Stored records
———

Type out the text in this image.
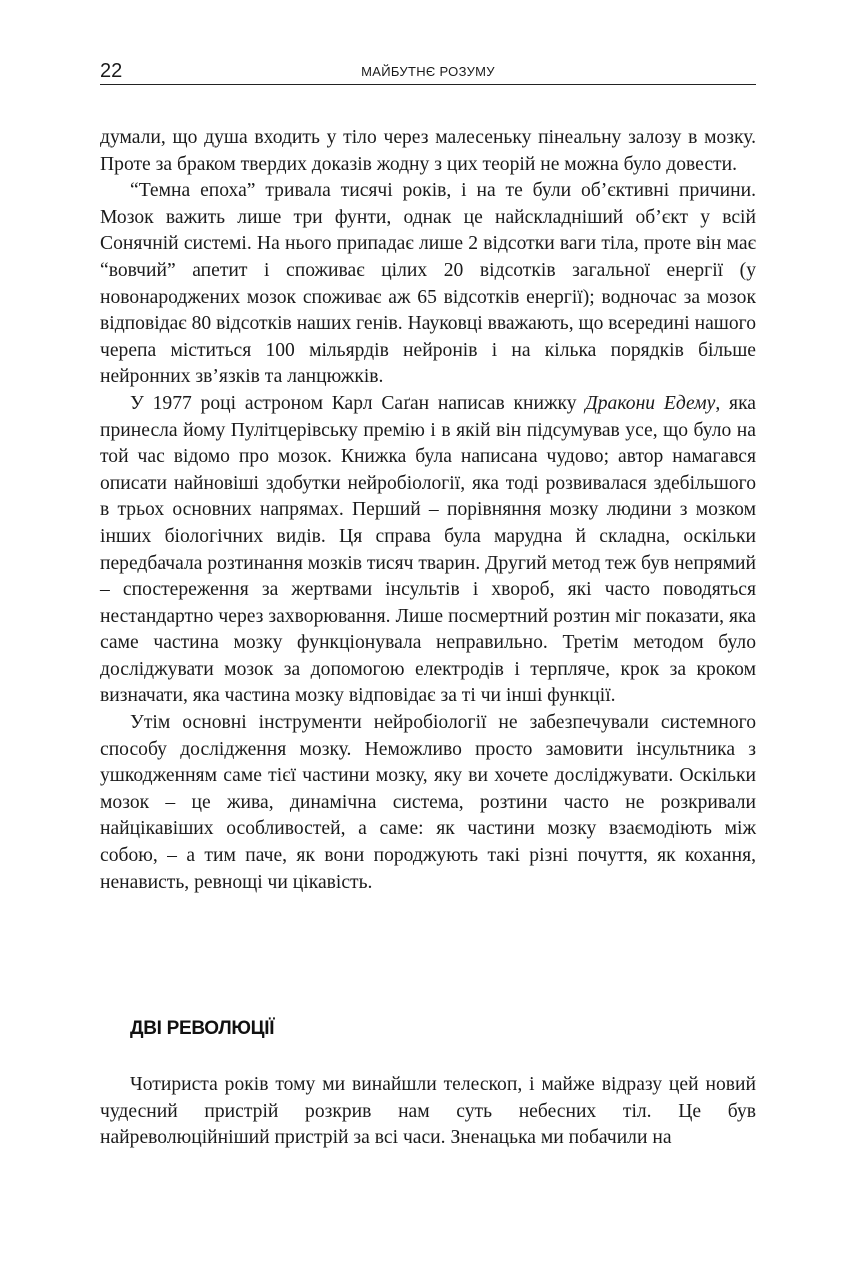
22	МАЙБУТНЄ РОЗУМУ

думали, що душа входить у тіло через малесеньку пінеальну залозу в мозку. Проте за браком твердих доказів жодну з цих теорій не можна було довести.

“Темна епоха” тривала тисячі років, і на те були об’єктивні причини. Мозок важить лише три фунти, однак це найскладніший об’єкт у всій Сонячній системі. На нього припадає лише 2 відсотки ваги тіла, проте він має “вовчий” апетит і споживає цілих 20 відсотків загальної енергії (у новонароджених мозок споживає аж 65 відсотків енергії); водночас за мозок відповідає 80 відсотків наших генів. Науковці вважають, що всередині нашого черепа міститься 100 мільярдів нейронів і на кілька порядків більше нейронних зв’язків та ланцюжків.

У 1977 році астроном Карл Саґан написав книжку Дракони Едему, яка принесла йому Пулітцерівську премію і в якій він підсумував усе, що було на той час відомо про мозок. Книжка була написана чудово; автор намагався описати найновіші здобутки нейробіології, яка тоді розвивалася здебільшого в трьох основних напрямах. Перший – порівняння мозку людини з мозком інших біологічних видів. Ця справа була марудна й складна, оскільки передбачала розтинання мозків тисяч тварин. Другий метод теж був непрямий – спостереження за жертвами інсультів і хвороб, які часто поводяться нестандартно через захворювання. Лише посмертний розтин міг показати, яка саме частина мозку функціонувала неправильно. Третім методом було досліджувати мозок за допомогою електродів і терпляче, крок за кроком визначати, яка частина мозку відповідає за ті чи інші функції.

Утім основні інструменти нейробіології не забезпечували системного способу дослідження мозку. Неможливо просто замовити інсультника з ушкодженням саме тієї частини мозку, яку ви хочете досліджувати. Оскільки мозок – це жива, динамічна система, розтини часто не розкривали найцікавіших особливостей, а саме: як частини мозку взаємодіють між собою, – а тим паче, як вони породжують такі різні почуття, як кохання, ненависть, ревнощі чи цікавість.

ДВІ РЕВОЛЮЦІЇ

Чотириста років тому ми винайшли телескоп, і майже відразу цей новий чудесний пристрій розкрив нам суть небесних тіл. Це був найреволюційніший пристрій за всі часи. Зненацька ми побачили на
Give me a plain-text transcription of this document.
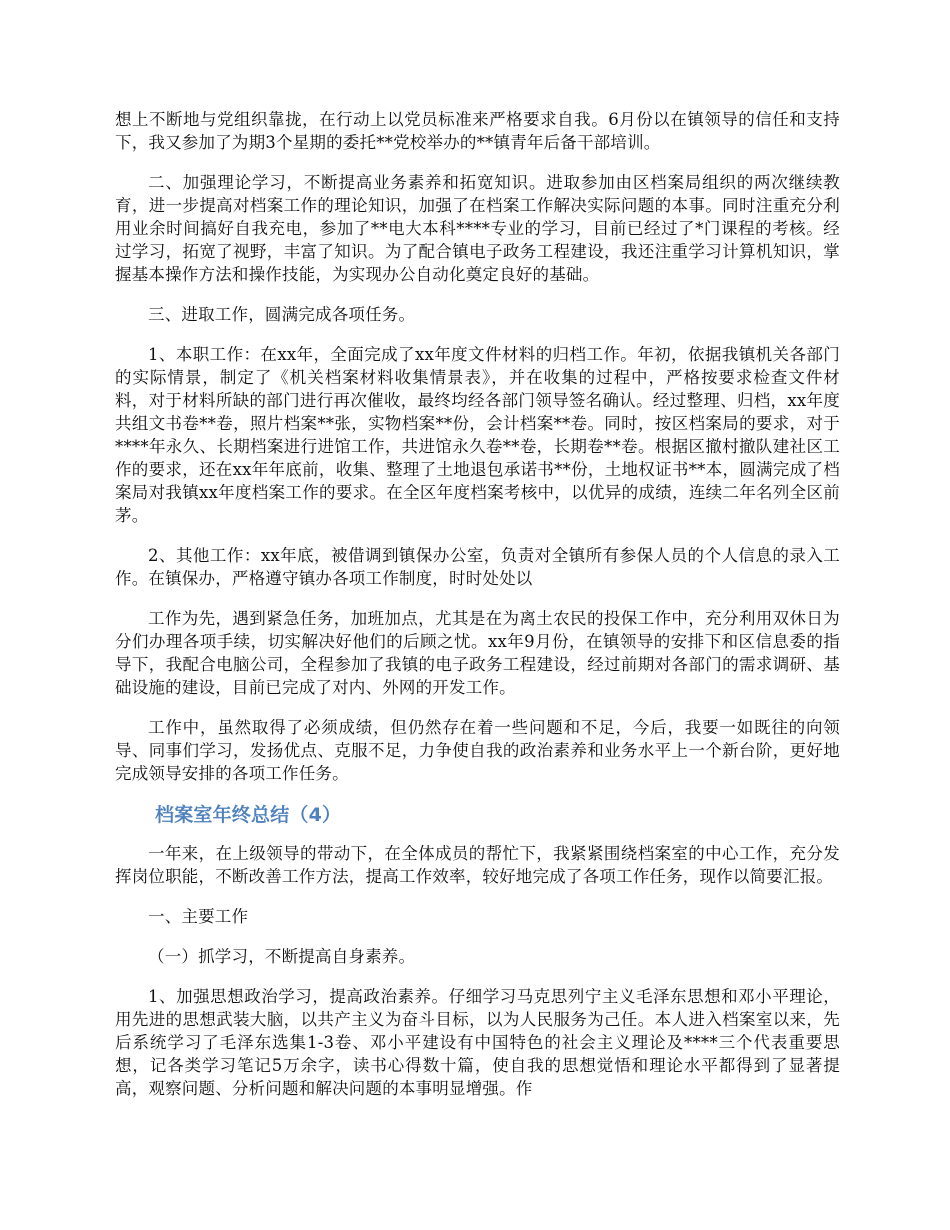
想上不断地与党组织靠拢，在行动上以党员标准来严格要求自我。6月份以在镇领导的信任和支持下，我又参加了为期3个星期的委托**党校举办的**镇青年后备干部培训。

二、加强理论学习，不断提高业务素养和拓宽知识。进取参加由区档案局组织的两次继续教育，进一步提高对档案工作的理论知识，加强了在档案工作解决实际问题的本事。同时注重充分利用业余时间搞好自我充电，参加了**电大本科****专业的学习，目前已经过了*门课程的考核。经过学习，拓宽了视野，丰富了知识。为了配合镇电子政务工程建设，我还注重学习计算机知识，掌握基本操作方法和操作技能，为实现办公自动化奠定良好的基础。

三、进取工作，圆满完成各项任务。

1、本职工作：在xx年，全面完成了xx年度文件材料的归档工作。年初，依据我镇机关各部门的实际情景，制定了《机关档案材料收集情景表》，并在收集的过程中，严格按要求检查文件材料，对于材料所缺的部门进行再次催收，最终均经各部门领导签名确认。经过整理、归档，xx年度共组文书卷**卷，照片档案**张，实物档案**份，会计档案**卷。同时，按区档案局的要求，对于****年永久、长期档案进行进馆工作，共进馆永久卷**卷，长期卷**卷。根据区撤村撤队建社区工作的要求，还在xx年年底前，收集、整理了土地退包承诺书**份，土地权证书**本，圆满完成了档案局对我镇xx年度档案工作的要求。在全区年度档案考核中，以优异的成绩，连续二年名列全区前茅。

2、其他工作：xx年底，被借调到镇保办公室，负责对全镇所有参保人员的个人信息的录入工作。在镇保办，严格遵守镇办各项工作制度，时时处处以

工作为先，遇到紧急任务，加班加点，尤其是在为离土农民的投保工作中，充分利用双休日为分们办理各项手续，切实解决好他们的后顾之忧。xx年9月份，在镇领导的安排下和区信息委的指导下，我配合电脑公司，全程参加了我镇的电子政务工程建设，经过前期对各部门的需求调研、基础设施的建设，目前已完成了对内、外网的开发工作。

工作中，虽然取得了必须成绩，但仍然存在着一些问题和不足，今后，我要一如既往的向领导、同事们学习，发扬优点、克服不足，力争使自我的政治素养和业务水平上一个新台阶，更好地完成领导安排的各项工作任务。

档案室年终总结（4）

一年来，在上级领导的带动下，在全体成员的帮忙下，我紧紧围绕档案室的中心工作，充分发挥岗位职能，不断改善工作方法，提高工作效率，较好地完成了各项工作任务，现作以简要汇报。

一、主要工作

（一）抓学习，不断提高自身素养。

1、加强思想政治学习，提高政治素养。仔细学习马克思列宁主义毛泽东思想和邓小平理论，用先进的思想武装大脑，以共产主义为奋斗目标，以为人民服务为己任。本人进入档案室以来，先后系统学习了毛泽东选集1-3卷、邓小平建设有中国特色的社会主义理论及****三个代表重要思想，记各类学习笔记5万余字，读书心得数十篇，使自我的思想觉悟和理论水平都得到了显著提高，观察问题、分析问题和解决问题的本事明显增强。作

———

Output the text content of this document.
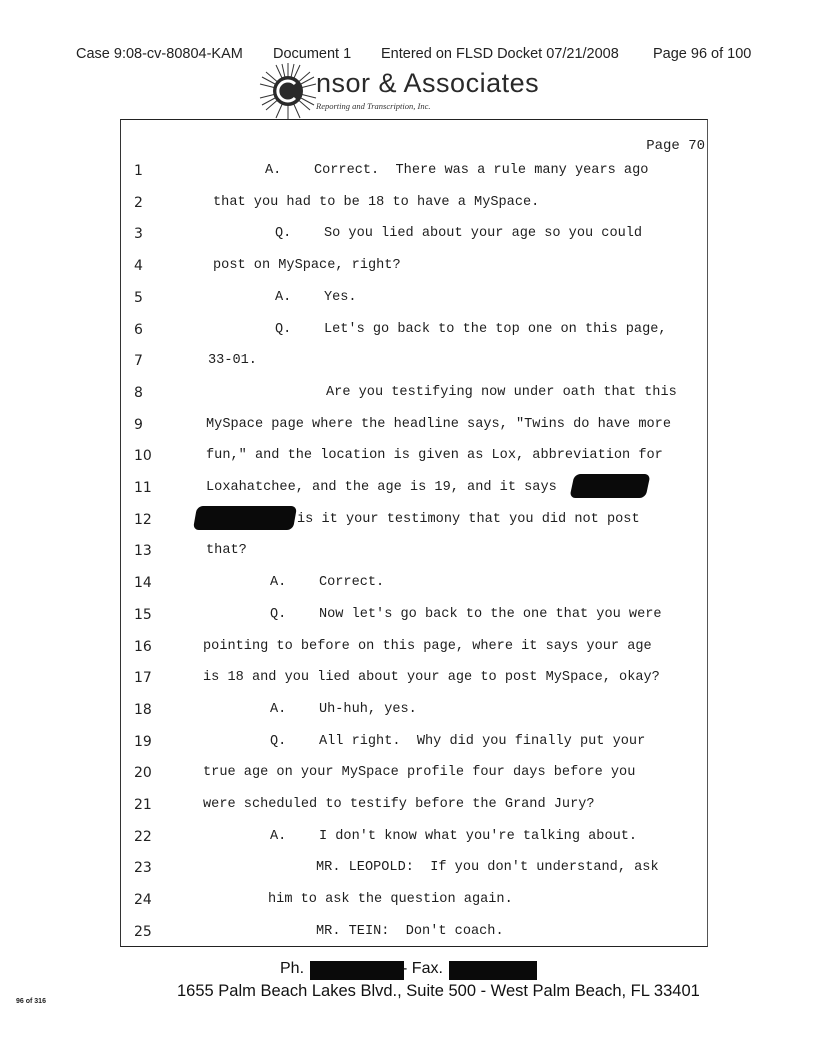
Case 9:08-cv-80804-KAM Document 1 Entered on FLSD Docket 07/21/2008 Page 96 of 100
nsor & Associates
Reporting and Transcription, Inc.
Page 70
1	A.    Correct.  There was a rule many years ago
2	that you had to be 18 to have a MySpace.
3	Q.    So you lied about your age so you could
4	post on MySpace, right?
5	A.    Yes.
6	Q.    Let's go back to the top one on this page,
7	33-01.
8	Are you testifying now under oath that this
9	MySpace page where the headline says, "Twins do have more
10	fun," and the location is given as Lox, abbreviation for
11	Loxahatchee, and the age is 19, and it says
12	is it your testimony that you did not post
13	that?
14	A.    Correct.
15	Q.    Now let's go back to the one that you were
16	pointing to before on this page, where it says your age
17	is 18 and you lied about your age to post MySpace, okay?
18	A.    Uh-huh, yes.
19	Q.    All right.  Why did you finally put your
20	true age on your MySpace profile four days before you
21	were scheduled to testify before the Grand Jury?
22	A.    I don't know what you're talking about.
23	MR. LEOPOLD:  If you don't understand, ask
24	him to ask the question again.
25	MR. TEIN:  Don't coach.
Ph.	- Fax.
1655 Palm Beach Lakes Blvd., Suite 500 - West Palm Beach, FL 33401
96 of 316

———

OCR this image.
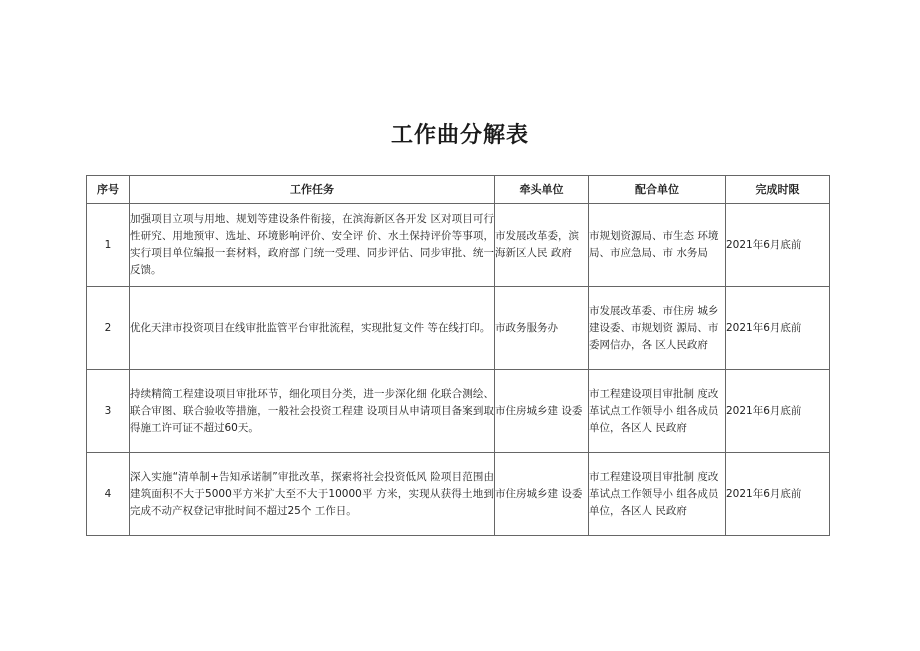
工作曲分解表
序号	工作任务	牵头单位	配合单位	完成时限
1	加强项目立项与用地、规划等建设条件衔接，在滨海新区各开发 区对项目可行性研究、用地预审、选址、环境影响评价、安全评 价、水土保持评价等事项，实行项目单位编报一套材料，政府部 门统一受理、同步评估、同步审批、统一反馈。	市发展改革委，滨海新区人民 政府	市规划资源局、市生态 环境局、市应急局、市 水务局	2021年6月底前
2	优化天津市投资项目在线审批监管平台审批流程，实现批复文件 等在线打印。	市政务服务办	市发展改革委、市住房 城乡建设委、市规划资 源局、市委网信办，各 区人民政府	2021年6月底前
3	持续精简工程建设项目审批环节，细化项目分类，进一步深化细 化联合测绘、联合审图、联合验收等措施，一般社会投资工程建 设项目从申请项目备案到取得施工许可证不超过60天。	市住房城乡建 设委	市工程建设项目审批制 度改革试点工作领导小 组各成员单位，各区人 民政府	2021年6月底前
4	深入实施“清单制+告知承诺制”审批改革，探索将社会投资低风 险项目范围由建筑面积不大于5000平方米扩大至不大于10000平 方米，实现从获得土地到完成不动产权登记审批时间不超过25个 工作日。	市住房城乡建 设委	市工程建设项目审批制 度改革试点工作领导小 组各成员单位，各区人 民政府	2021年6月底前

———

• _SHORT TASK_
Copy and report every line where the word "before" is present.

• _WRITTEN SOLUTION_
16	pointing to before on this page, where it says your age
20	true age on your MySpace profile four days before you
21	were scheduled to testify before the Grand Jury?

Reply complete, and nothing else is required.